抜粋本文 –
【Dr.河合の包茎コラム第11回】包茎の基準(定義)とは?タイプ別に解説します
- 【記事執筆】
河合 成海
アトムクリニック院長
包茎治療実績15,000件以上。包茎で悩む男性に役立つコラムをお届けします。
包茎は症状によって種類がある
人は出生時、亀頭は包皮で覆われ多くは亀頭と包皮は癒着したいわゆる真性包茎で生まれてきます。二次性徴に伴って癒着は剥がれ、包皮口は広がって露茎できるようになり成人型の陰茎となります。
成長の過程で包皮口が広がりきらなかったまま成人した場合、真性包茎、カントンタイプ、仮性包茎(狭窄あり)といった状態になります。
3つの分類は一般的ですが、非常に混乱を招く分類だと考えています。
それは、診断名と合併症である嵌頓状態が混同していることと、正常の状態が含まれていないことです。
以下、それぞれの状態の基準(定義)について解説します。
真正包茎の基準(定義)
真性包茎は出生時より包皮を剥くことが出来ない状態です。

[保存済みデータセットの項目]
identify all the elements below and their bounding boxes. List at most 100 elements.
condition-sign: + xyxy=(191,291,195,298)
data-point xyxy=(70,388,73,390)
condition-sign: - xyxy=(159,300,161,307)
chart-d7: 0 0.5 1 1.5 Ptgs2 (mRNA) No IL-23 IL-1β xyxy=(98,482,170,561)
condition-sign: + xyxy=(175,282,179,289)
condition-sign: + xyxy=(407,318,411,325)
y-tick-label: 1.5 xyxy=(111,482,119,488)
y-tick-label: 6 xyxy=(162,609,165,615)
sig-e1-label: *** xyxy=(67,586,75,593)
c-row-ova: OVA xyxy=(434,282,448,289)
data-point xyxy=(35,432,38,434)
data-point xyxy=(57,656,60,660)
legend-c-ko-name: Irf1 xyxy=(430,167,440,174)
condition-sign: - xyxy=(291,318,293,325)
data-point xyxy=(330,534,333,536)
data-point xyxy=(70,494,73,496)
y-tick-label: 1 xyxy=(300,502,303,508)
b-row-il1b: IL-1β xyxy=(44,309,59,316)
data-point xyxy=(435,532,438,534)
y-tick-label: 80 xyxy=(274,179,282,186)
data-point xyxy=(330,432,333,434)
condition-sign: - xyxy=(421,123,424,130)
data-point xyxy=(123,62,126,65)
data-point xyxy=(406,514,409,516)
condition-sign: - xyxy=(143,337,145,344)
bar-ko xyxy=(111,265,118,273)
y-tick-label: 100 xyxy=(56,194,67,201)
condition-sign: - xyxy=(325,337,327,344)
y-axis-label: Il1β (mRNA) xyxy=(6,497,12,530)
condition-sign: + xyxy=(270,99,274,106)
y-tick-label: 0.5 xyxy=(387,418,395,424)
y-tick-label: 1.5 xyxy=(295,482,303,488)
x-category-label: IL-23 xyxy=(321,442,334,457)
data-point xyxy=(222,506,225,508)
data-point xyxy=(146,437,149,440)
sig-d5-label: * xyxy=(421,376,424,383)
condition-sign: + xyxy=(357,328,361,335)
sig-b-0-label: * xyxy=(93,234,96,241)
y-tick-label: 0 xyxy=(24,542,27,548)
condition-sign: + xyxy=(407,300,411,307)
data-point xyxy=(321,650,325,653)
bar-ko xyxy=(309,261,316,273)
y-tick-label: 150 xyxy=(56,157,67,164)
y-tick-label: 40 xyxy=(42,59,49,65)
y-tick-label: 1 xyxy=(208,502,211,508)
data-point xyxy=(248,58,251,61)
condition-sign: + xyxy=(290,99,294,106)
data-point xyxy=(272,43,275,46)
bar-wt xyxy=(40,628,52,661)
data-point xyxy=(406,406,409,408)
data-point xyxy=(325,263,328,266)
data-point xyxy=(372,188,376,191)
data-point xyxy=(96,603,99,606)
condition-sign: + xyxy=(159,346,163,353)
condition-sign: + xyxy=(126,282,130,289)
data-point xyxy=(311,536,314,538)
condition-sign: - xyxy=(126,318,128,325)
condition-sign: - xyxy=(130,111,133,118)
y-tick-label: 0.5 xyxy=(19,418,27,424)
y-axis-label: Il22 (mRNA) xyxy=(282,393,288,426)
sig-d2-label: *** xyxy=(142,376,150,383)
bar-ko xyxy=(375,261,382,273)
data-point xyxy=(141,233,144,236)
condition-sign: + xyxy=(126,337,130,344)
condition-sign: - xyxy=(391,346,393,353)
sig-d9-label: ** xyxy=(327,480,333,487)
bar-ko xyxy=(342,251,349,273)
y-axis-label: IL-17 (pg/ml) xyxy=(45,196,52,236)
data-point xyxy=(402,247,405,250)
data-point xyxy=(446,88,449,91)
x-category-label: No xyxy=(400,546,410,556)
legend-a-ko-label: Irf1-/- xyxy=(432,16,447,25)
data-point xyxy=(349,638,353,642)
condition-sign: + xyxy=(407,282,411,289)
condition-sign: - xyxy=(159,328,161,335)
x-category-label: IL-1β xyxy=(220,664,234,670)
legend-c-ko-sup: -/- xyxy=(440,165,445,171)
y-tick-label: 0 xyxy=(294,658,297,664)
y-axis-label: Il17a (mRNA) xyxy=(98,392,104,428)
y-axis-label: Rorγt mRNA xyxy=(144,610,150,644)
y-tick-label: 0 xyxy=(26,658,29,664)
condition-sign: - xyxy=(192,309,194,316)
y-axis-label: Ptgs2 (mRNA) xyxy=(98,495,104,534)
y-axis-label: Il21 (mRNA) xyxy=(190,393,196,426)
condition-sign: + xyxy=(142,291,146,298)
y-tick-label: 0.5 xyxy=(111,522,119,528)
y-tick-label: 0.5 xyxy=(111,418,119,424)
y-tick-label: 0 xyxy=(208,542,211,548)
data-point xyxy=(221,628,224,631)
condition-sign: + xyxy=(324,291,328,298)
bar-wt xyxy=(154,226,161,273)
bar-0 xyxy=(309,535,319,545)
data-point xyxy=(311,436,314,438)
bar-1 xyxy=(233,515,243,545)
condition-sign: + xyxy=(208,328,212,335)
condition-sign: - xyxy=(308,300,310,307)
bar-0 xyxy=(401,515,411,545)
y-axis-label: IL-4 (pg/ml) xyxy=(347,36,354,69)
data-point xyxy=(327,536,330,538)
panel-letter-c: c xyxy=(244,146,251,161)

実施する作業 –
• a. 包茎コラムで、執筆者の河合成海はどのクリニックの院長とされていますか。
• b. 包茎コラムの本文を、「包茎は症状によって種類がある」から「以下、それぞれの状態の基準(定義)について解説します。」まで、両端を含めて書き写してください。
• c. 包茎コラムの本文を、最後の文の後から書き続けてください。
項目は使わなくてかまいません。

回答内容 –
• a. アトムクリニック

• b.
包茎は症状によって種類がある
人は出生時、亀頭は包皮で覆われ多くは亀頭と包皮は癒着したいわゆる真性包茎で生まれてきます。二次性徴に伴って癒着は剥がれ、包皮口は広がって露茎できるようになり成人型の陰茎となります。
成長の過程で包皮口が広がりきらなかったまま成人した場合、真性包茎、カントンタイプ、仮性包茎(狭窄あり)といった状態になります。
3つの分類は一般的ですが、非常に混乱を招く分類だと考えています。
それは、診断名と合併症である嵌頓状態が混同していることと、正常の状態が含まれていないことです。
以下、それぞれの状態の基準(定義)について解説します。

• c.
成人してもこの状態ですと亀頭が包皮と強固に癒着してしまったり、亀頭の発育不全が起こったり、恥垢がたまり非常に不潔な状態となります。性行為ではつっぱりが強く痛みを伴うこともあります。
出生時の状態でそのまま成人してしまったため、病的には発育異常が隠れている可能性もありますが、多くは二次性徴の起こる小児期以降、剥いて洗わなかった、マスターベーションにて亀頭を露出しなかったなどが原因として考えられます。
二次的に真性包茎になった場合は、包皮の外傷や糖尿病の罹患により包皮が期弱化、炎症の継続から瘢痕萎縮をきたしている可能性もあります
真正包茎のリスクやデメリット
多くは勃起時に剥くことができないため、性交渉ではつっぱり痛みを生じたり、不衛生な状態になりやすいと言えます。恥垢が溜まることが多くパートナーへも刺激物質として炎症させてしまったり長年放置しておくと陰茎がんの発症の原因になることもあります。
包皮口が極端に狭くなってしまいますと、尿路の障害をきたすこともあります。
医学的にも整容的にも手術の対象となる状態です。
真正包茎の改善方法
手術が改善方法になります。
出生時や乳幼児期には背面切開を選択されることもあります。諸外国では割礼という理由で環状切除手術が行われるケースも多々あります。
小児期は全身麻酔のリスクがあるため、嵌頓状態を起こしたり繰り返す感染症、排尿障害などの合併症があれば行われることもありますが、基本的には二次性徴が終わっても(成人性器)剥くことができない場合手術の適応となります。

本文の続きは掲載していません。